Part of a data file
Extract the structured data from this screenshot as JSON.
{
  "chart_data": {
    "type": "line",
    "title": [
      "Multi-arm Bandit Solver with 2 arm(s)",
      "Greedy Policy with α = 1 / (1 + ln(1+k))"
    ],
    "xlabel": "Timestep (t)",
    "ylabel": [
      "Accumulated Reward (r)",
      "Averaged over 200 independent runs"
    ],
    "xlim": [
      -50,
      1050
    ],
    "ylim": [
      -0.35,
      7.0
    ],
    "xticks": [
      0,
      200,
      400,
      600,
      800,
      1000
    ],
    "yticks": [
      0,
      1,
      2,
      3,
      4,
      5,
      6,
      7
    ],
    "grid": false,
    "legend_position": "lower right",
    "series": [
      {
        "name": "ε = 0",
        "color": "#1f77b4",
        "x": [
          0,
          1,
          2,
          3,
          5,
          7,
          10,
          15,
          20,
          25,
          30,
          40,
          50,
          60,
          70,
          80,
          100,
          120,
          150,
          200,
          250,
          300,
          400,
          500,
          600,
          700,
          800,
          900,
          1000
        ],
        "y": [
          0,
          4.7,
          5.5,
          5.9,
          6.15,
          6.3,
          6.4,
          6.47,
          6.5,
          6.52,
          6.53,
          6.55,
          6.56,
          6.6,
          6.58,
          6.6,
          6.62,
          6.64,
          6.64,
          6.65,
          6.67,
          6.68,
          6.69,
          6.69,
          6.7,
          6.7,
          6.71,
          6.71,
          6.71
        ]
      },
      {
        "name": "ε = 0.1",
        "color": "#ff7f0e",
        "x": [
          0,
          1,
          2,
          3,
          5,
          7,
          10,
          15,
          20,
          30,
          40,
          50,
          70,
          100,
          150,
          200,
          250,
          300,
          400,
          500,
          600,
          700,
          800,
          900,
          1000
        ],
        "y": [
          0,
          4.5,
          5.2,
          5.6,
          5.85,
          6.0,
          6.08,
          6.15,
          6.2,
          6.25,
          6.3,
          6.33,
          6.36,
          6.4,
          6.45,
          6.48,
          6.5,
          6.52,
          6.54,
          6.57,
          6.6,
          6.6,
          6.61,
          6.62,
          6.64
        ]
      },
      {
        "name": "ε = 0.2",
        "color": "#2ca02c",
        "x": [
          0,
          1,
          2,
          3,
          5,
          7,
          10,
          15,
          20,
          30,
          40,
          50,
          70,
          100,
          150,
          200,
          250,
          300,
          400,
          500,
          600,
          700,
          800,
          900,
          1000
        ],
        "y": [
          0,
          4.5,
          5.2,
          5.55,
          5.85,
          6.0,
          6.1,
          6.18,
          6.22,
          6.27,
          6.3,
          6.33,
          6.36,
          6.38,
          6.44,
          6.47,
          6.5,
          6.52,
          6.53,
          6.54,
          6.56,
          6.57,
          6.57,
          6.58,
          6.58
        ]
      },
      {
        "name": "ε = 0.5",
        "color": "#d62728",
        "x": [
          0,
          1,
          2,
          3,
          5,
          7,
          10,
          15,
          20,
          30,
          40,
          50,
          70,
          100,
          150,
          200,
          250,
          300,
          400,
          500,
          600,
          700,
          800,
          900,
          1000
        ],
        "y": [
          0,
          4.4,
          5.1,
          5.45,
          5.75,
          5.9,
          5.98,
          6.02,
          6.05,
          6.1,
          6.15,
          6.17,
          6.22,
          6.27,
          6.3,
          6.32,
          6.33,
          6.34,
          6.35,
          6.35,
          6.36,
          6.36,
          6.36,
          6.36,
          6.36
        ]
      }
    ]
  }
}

■ Written request: Every record should be repeated exactly; please leave none out.

■ Response to the exercise:
Extract the structured data from this screenshot as JSON.
{
  "chart_data": {
    "type": "line",
    "title": [
      "Multi-arm Bandit Solver with 2 arm(s)",
      "Greedy Policy with α = 1 / (1 + ln(1+k))"
    ],
    "xlabel": "Timestep (t)",
    "ylabel": [
      "Accumulated Reward (r)",
      "Averaged over 200 independent runs"
    ],
    "xlim": [
      -50,
      1050
    ],
    "ylim": [
      -0.35,
      7.0
    ],
    "xticks": [
      0,
      200,
      400,
      600,
      800,
      1000
    ],
    "yticks": [
      0,
      1,
      2,
      3,
      4,
      5,
      6,
      7
    ],
    "grid": false,
    "legend_position": "lower right",
    "series": [
      {
        "name": "ε = 0",
        "color": "#1f77b4",
        "x": [
          0,
          1,
          2,
          3,
          5,
          7,
          10,
          15,
          20,
          25,
          30,
          40,
          50,
          60,
          70,
          80,
          100,
          120,
          150,
          200,
          250,
          300,
          400,
          500,
          600,
          700,
          800,
          900,
          1000
        ],
        "y": [
          0,
          4.7,
          5.5,
          5.9,
          6.15,
          6.3,
          6.4,
          6.47,
          6.5,
          6.52,
          6.53,
          6.55,
          6.56,
          6.6,
          6.58,
          6.6,
          6.62,
          6.64,
          6.64,
          6.65,
          6.67,
          6.68,
          6.69,
          6.69,
          6.7,
          6.7,
          6.71,
          6.71,
          6.71
        ]
      },
      {
        "name": "ε = 0.1",
        "color": "#ff7f0e",
        "x": [
          0,
          1,
          2,
          3,
          5,
          7,
          10,
          15,
          20,
          30,
          40,
          50,
          70,
          100,
          150,
          200,
          250,
          300,
          400,
          500,
          600,
          700,
          800,
          900,
          1000
        ],
        "y": [
          0,
          4.5,
          5.2,
          5.6,
          5.85,
          6.0,
          6.08,
          6.15,
          6.2,
          6.25,
          6.3,
          6.33,
          6.36,
          6.4,
          6.45,
          6.48,
          6.5,
          6.52,
          6.54,
          6.57,
          6.6,
          6.6,
          6.61,
          6.62,
          6.64
        ]
      },
      {
        "name": "ε = 0.2",
        "color": "#2ca02c",
        "x": [
          0,
          1,
          2,
          3,
          5,
          7,
          10,
          15,
          20,
          30,
          40,
          50,
          70,
          100,
          150,
          200,
          250,
          300,
          400,
          500,
          600,
          700,
          800,
          900,
          1000
        ],
        "y": [
          0,
          4.5,
          5.2,
          5.55,
          5.85,
          6.0,
          6.1,
          6.18,
          6.22,
          6.27,
          6.3,
          6.33,
          6.36,
          6.38,
          6.44,
          6.47,
          6.5,
          6.52,
          6.53,
          6.54,
          6.56,
          6.57,
          6.57,
          6.58,
          6.58
        ]
      },
      {
        "name": "ε = 0.5",
        "color": "#d62728",
        "x": [
          0,
          1,
          2,
          3,
          5,
          7,
          10,
          15,
          20,
          30,
          40,
          50,
          70,
          100,
          150,
          200,
          250,
          300,
          400,
          500,
          600,
          700,
          800,
          900,
          1000
        ],
        "y": [
          0,
          4.4,
          5.1,
          5.45,
          5.75,
          5.9,
          5.98,
          6.02,
          6.05,
          6.1,
          6.15,
          6.17,
          6.22,
          6.27,
          6.3,
          6.32,
          6.33,
          6.34,
          6.35,
          6.35,
          6.36,
          6.36,
          6.36,
          6.36,
          6.36
        ]
      }
    ]
  }
}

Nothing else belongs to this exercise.